Figure data in JSON
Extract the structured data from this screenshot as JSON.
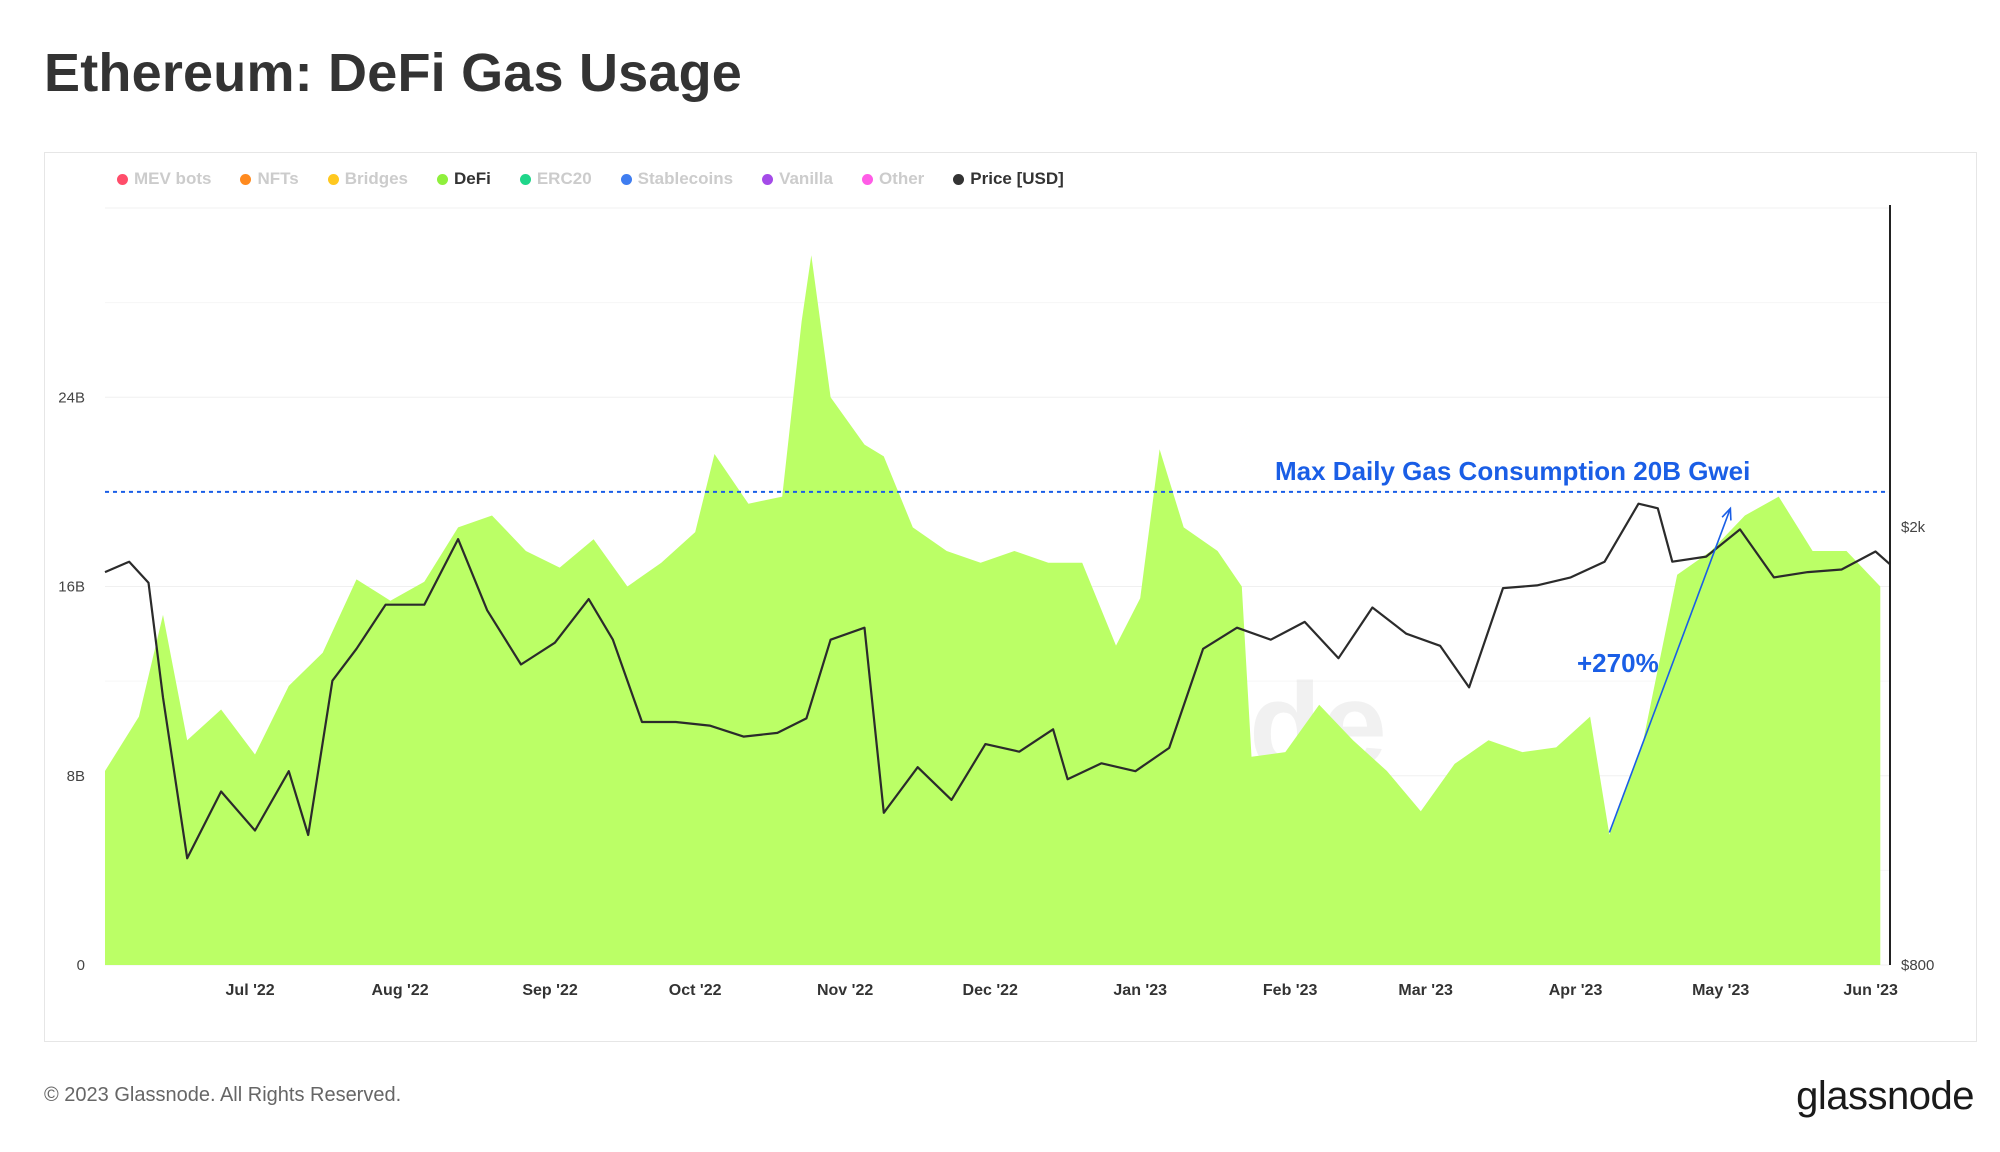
{
  "page": {
    "title": "Ethereum: DeFi Gas Usage",
    "copyright": "© 2023 Glassnode. All Rights Reserved.",
    "logo": "glassnode",
    "watermark": "glassnode"
  },
  "legend": [
    {
      "label": "MEV bots",
      "color": "#ff4d6a",
      "active": false
    },
    {
      "label": "NFTs",
      "color": "#ff8a1f",
      "active": false
    },
    {
      "label": "Bridges",
      "color": "#ffc81f",
      "active": false
    },
    {
      "label": "DeFi",
      "color": "#8ff03c",
      "active": true
    },
    {
      "label": "ERC20",
      "color": "#1fd68a",
      "active": false
    },
    {
      "label": "Stablecoins",
      "color": "#3f7df0",
      "active": false
    },
    {
      "label": "Vanilla",
      "color": "#a44be8",
      "active": false
    },
    {
      "label": "Other",
      "color": "#ff5ce6",
      "active": false
    },
    {
      "label": "Price [USD]",
      "color": "#333333",
      "active": true
    }
  ],
  "chart_data": {
    "type": "area",
    "title": "Ethereum: DeFi Gas Usage",
    "colors": {
      "defi_fill": "#bbff66",
      "price_line": "#2b2b2b",
      "annotation": "#1a5ee6"
    },
    "x_ticks": [
      "Jul '22",
      "Aug '22",
      "Sep '22",
      "Oct '22",
      "Nov '22",
      "Dec '22",
      "Jan '23",
      "Feb '23",
      "Mar '23",
      "Apr '23",
      "May '23",
      "Jun '23"
    ],
    "y_left": {
      "ticks": [
        "0",
        "8B",
        "16B",
        "24B"
      ],
      "ylim": [
        0,
        32
      ]
    },
    "y_right": {
      "ticks": [
        "$800",
        "$2k"
      ],
      "scale": "log"
    },
    "x_range": [
      "2022-06-01",
      "2023-06-05"
    ],
    "reference_line": {
      "value": 20,
      "label": "Max Daily Gas Consumption 20B Gwei",
      "style": "dashed"
    },
    "annotation": {
      "label": "+270%",
      "from": {
        "x": "2023-04-08",
        "y": 5.6
      },
      "to": {
        "x": "2023-05-03",
        "y": 19.3
      }
    },
    "series": [
      {
        "name": "DeFi",
        "unit": "B Gwei",
        "points": [
          [
            "2022-06-01",
            8.2
          ],
          [
            "2022-06-08",
            10.5
          ],
          [
            "2022-06-13",
            14.8
          ],
          [
            "2022-06-18",
            9.5
          ],
          [
            "2022-06-25",
            10.8
          ],
          [
            "2022-07-02",
            8.9
          ],
          [
            "2022-07-09",
            11.8
          ],
          [
            "2022-07-16",
            13.2
          ],
          [
            "2022-07-23",
            16.3
          ],
          [
            "2022-07-30",
            15.4
          ],
          [
            "2022-08-06",
            16.2
          ],
          [
            "2022-08-13",
            18.5
          ],
          [
            "2022-08-20",
            19.0
          ],
          [
            "2022-08-27",
            17.5
          ],
          [
            "2022-09-03",
            16.8
          ],
          [
            "2022-09-10",
            18.0
          ],
          [
            "2022-09-17",
            16.0
          ],
          [
            "2022-09-24",
            17.0
          ],
          [
            "2022-10-01",
            18.3
          ],
          [
            "2022-10-05",
            21.6
          ],
          [
            "2022-10-12",
            19.5
          ],
          [
            "2022-10-19",
            19.8
          ],
          [
            "2022-10-23",
            27.2
          ],
          [
            "2022-10-25",
            30.0
          ],
          [
            "2022-10-29",
            24.0
          ],
          [
            "2022-11-05",
            22.0
          ],
          [
            "2022-11-09",
            21.5
          ],
          [
            "2022-11-15",
            18.5
          ],
          [
            "2022-11-22",
            17.5
          ],
          [
            "2022-11-29",
            17.0
          ],
          [
            "2022-12-06",
            17.5
          ],
          [
            "2022-12-13",
            17.0
          ],
          [
            "2022-12-20",
            17.0
          ],
          [
            "2022-12-27",
            13.5
          ],
          [
            "2023-01-01",
            15.5
          ],
          [
            "2023-01-05",
            21.8
          ],
          [
            "2023-01-10",
            18.5
          ],
          [
            "2023-01-17",
            17.5
          ],
          [
            "2023-01-22",
            16.0
          ],
          [
            "2023-01-24",
            8.8
          ],
          [
            "2023-01-31",
            9.0
          ],
          [
            "2023-02-07",
            11.0
          ],
          [
            "2023-02-14",
            9.5
          ],
          [
            "2023-02-21",
            8.2
          ],
          [
            "2023-02-28",
            6.5
          ],
          [
            "2023-03-07",
            8.5
          ],
          [
            "2023-03-14",
            9.5
          ],
          [
            "2023-03-21",
            9.0
          ],
          [
            "2023-03-28",
            9.2
          ],
          [
            "2023-04-04",
            10.5
          ],
          [
            "2023-04-08",
            5.5
          ],
          [
            "2023-04-15",
            9.5
          ],
          [
            "2023-04-22",
            16.5
          ],
          [
            "2023-04-29",
            17.5
          ],
          [
            "2023-05-06",
            19.0
          ],
          [
            "2023-05-13",
            19.8
          ],
          [
            "2023-05-20",
            17.5
          ],
          [
            "2023-05-27",
            17.5
          ],
          [
            "2023-06-03",
            16.0
          ]
        ]
      },
      {
        "name": "Price [USD]",
        "unit": "USD",
        "points": [
          [
            "2022-06-01",
            1820
          ],
          [
            "2022-06-06",
            1860
          ],
          [
            "2022-06-10",
            1780
          ],
          [
            "2022-06-13",
            1400
          ],
          [
            "2022-06-18",
            1000
          ],
          [
            "2022-06-25",
            1150
          ],
          [
            "2022-07-02",
            1060
          ],
          [
            "2022-07-09",
            1200
          ],
          [
            "2022-07-13",
            1050
          ],
          [
            "2022-07-18",
            1450
          ],
          [
            "2022-07-23",
            1550
          ],
          [
            "2022-07-29",
            1700
          ],
          [
            "2022-08-06",
            1700
          ],
          [
            "2022-08-13",
            1950
          ],
          [
            "2022-08-19",
            1680
          ],
          [
            "2022-08-26",
            1500
          ],
          [
            "2022-09-02",
            1570
          ],
          [
            "2022-09-09",
            1720
          ],
          [
            "2022-09-14",
            1580
          ],
          [
            "2022-09-20",
            1330
          ],
          [
            "2022-09-27",
            1330
          ],
          [
            "2022-10-04",
            1320
          ],
          [
            "2022-10-11",
            1290
          ],
          [
            "2022-10-18",
            1300
          ],
          [
            "2022-10-24",
            1340
          ],
          [
            "2022-10-29",
            1580
          ],
          [
            "2022-11-05",
            1620
          ],
          [
            "2022-11-09",
            1100
          ],
          [
            "2022-11-16",
            1210
          ],
          [
            "2022-11-23",
            1130
          ],
          [
            "2022-11-30",
            1270
          ],
          [
            "2022-12-07",
            1250
          ],
          [
            "2022-12-14",
            1310
          ],
          [
            "2022-12-17",
            1180
          ],
          [
            "2022-12-24",
            1220
          ],
          [
            "2022-12-31",
            1200
          ],
          [
            "2023-01-07",
            1260
          ],
          [
            "2023-01-14",
            1550
          ],
          [
            "2023-01-21",
            1620
          ],
          [
            "2023-01-28",
            1580
          ],
          [
            "2023-02-04",
            1640
          ],
          [
            "2023-02-11",
            1520
          ],
          [
            "2023-02-18",
            1690
          ],
          [
            "2023-02-25",
            1600
          ],
          [
            "2023-03-04",
            1560
          ],
          [
            "2023-03-10",
            1430
          ],
          [
            "2023-03-17",
            1760
          ],
          [
            "2023-03-24",
            1770
          ],
          [
            "2023-03-31",
            1800
          ],
          [
            "2023-04-07",
            1860
          ],
          [
            "2023-04-14",
            2100
          ],
          [
            "2023-04-18",
            2080
          ],
          [
            "2023-04-21",
            1860
          ],
          [
            "2023-04-28",
            1880
          ],
          [
            "2023-05-05",
            1990
          ],
          [
            "2023-05-12",
            1800
          ],
          [
            "2023-05-19",
            1820
          ],
          [
            "2023-05-26",
            1830
          ],
          [
            "2023-06-02",
            1900
          ],
          [
            "2023-06-05",
            1850
          ]
        ]
      }
    ]
  }
}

Problem to work on: Using the records above, find and show each line with the string "Gwei".

Answer to the task:
      "label": "Max Daily Gas Consumption 20B Gwei",
        "unit": "B Gwei",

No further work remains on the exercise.